# RECORDS SUPPLIED:
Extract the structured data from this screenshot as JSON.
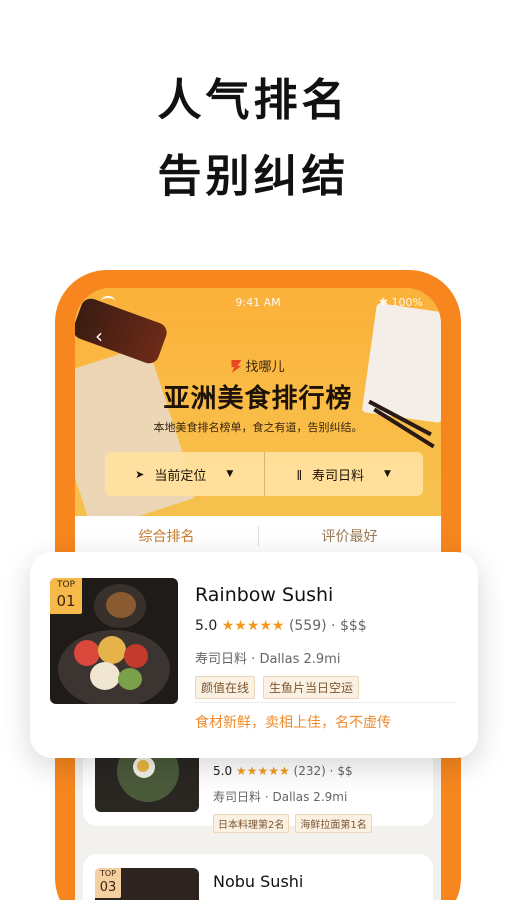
{
  "headline": {
    "line1": "人气排名",
    "line2": "告别纠结"
  },
  "status_bar": {
    "time": "9:41 AM",
    "battery": "100%"
  },
  "header": {
    "brand": "找哪儿",
    "title": "亚洲美食排行榜",
    "subtitle": "本地美食排名榜单，食之有道，告别纠结。"
  },
  "filters": {
    "location": {
      "label": "当前定位",
      "icon": "navigation-arrow-icon"
    },
    "cuisine": {
      "label": "寿司日料",
      "icon": "fork-knife-icon"
    }
  },
  "tabs": [
    {
      "label": "综合排名",
      "active": true
    },
    {
      "label": "评价最好",
      "active": false
    }
  ],
  "featured": {
    "rank_label": "TOP",
    "rank": "01",
    "name": "Rainbow Sushi",
    "rating": "5.0",
    "stars": "★★★★★",
    "reviews": "(559)",
    "price": "$$$",
    "category": "寿司日料",
    "location": "Dallas 2.9mi",
    "tags": [
      "颜值在线",
      "生鱼片当日空运"
    ],
    "quote": "食材新鲜，卖相上佳，名不虚传"
  },
  "list": [
    {
      "rating": "5.0",
      "stars": "★★★★★",
      "reviews": "(232)",
      "price": "$$",
      "category": "寿司日料",
      "location": "Dallas 2.9mi",
      "tags": [
        "日本料理第2名",
        "海鲜拉面第1名"
      ]
    },
    {
      "rank_label": "TOP",
      "rank": "03",
      "name": "Nobu Sushi"
    }
  ],
  "colors": {
    "accent": "#f7861e",
    "star": "#f39a1e",
    "quote": "#ef8a2c"
  }
}
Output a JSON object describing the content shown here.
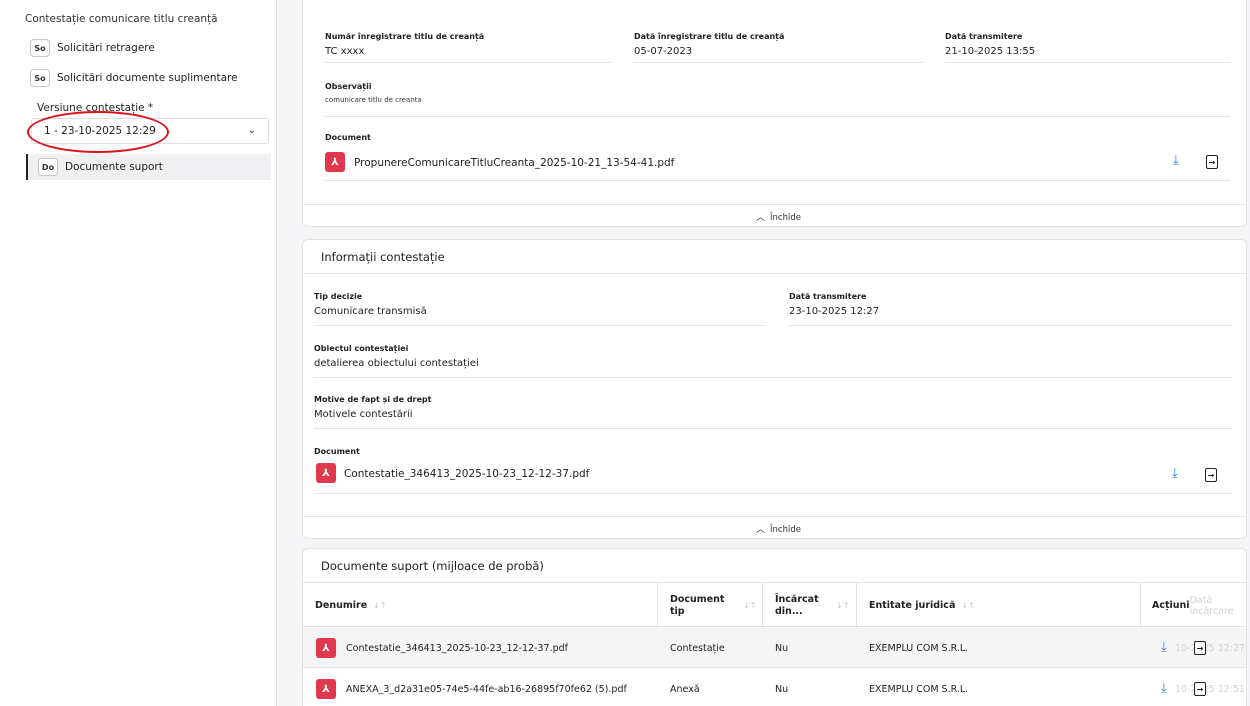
{
  "sidebar": {
    "title": "Contestație comunicare titlu creanță",
    "items": [
      {
        "badge": "So",
        "label": "Solicitări retragere"
      },
      {
        "badge": "So",
        "label": "Solicitări documente suplimentare"
      }
    ],
    "version_label": "Versiune contestație *",
    "version_value": "1 - 23-10-2025 12:29",
    "active_item": {
      "badge": "Do",
      "label": "Documente suport"
    }
  },
  "title_card": {
    "fields": [
      {
        "label": "Număr înregistrare titlu de creanță",
        "value": "TC xxxx"
      },
      {
        "label": "Dată înregistrare titlu de creanță",
        "value": "05-07-2023"
      },
      {
        "label": "Dată transmitere",
        "value": "21-10-2025 13:55"
      }
    ],
    "observations_label": "Observații",
    "observations_value": "comunicare titlu de creanta",
    "document_label": "Document",
    "document_name": "PropunereComunicareTitluCreanta_2025-10-21_13-54-41.pdf",
    "close_label": "Închide"
  },
  "contest_card": {
    "title": "Informații contestație",
    "decision_label": "Tip decizie",
    "decision_value": "Comunicare transmisă",
    "date_label": "Dată transmitere",
    "date_value": "23-10-2025 12:27",
    "object_label": "Obiectul contestației",
    "object_value": "detalierea obiectului contestației",
    "reasons_label": "Motive de fapt și de drept",
    "reasons_value": "Motivele contestării",
    "document_label": "Document",
    "document_name": "Contestatie_346413_2025-10-23_12-12-37.pdf",
    "close_label": "Închide"
  },
  "support_docs": {
    "title": "Documente suport (mijloace de probă)",
    "columns": [
      "Denumire",
      "Document tip",
      "Încărcat din...",
      "Entitate juridică",
      "Acțiuni"
    ],
    "hidden_column": "Dată încărcare",
    "rows": [
      {
        "name": "Contestatie_346413_2025-10-23_12-12-37.pdf",
        "type": "Contestație",
        "uploaded": "Nu",
        "entity": "EXEMPLU COM S.R.L.",
        "date_fragment": "10-2025 12:27"
      },
      {
        "name": "ANEXA_3_d2a31e05-74e5-44fe-ab16-26895f70fe62 (5).pdf",
        "type": "Anexă",
        "uploaded": "Nu",
        "entity": "EXEMPLU COM S.R.L.",
        "date_fragment": "10-2025 12:51"
      }
    ]
  },
  "colors": {
    "accent_red": "#d8141c",
    "pdf_red": "#e0394e",
    "download_blue": "#2b7be4"
  }
}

# DIRECTIONS FOR THIS TASK:
Only the number is wanted: how many lines contain the string "寿司日料"?

# SOLUTION TO THIS PROBLEM:
3